▸ **Set exercise**
Select the lines of the records containing the word "text" and list them.

▸ **Data provided**
↓↓↓

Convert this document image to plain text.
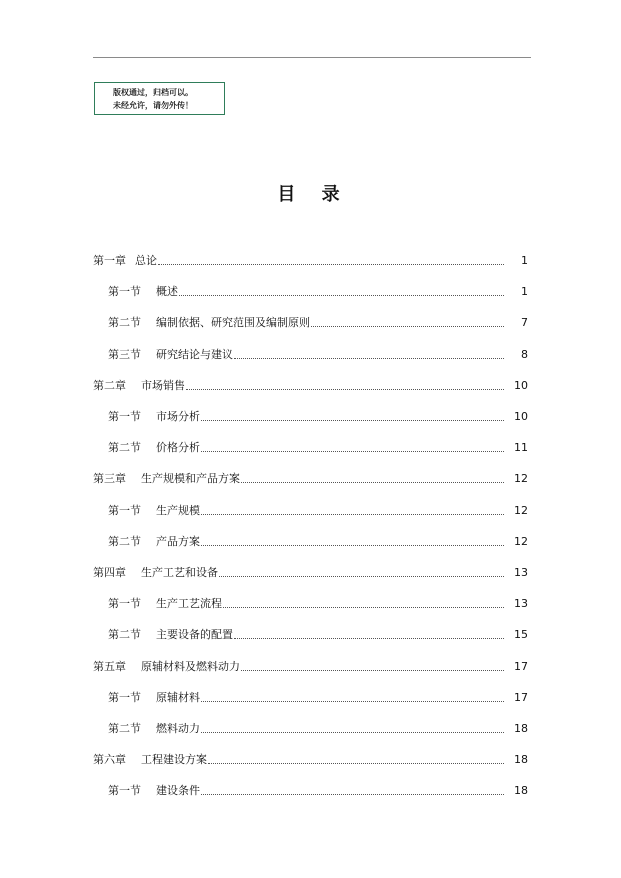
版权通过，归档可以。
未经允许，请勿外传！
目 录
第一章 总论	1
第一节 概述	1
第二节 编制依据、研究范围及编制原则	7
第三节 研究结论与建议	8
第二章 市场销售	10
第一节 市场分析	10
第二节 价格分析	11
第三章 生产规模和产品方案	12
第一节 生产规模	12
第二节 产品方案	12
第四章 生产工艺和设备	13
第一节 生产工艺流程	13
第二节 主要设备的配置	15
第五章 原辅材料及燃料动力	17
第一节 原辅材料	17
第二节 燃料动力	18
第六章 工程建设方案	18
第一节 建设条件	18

↑↑↑
↓↓↓

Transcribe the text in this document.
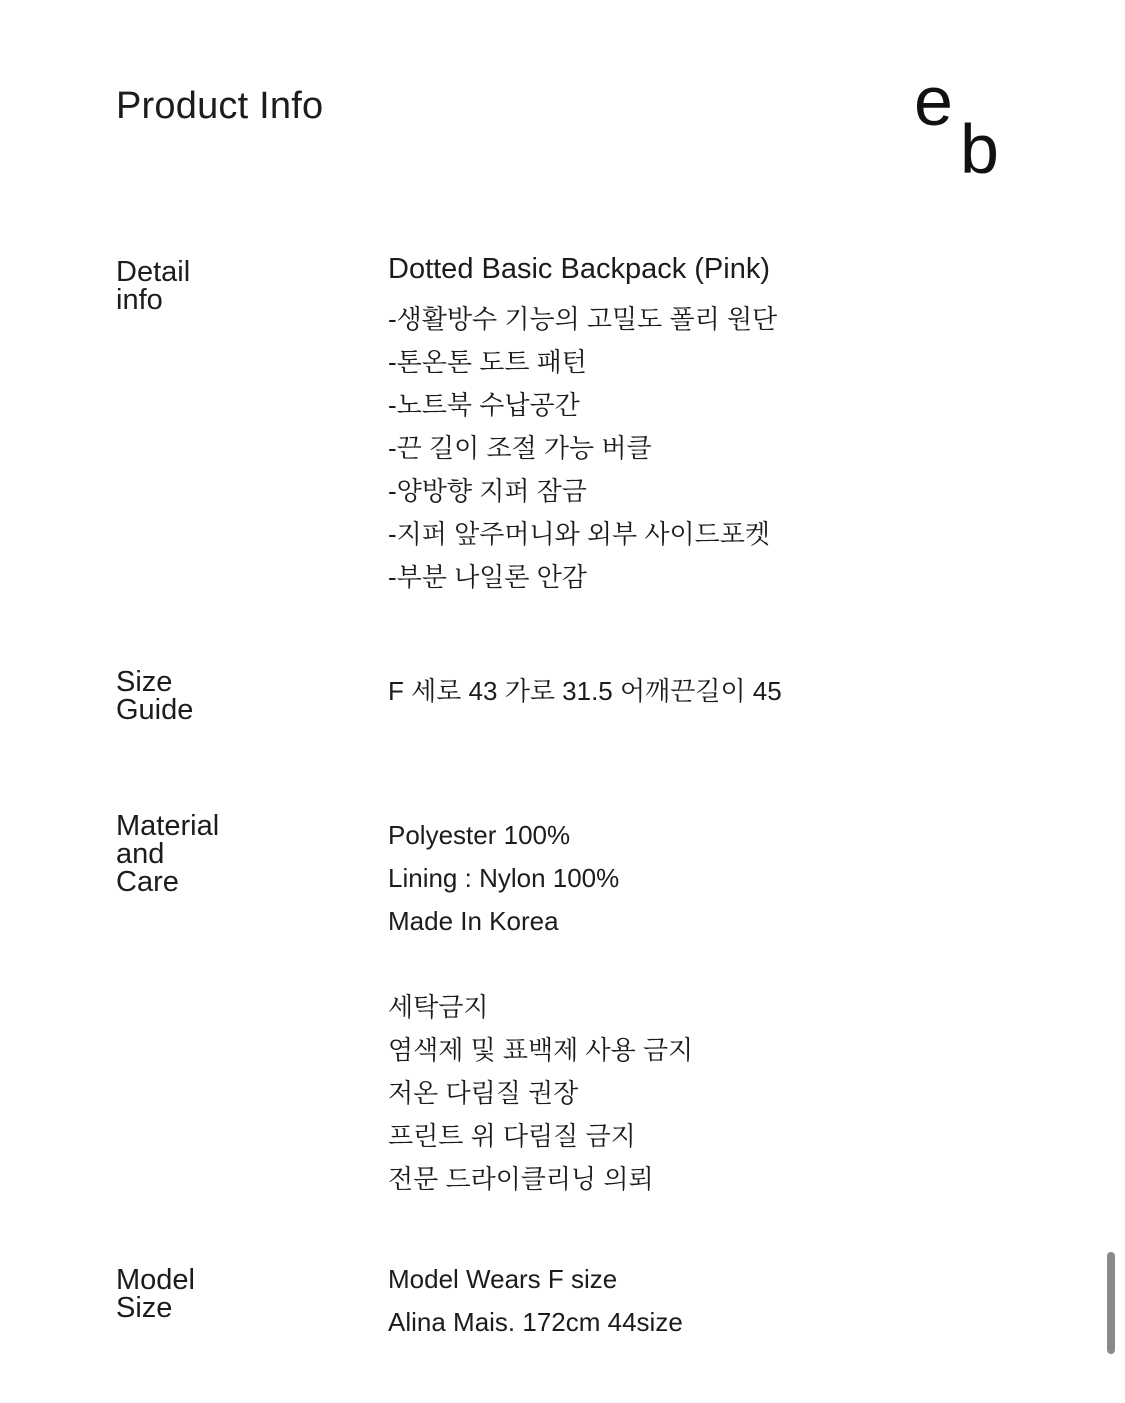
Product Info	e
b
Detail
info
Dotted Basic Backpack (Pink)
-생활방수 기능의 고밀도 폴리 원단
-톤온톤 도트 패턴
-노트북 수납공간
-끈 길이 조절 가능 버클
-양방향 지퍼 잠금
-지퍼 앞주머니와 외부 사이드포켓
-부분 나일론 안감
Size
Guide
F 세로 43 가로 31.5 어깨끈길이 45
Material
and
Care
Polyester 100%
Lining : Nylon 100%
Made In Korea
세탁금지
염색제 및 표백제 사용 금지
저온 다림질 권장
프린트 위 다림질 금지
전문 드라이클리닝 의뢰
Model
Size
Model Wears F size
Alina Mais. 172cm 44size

↑↑↑

▸ **Output for this exercise**
Convert this document image to plain text.
Transcribe the text in this document.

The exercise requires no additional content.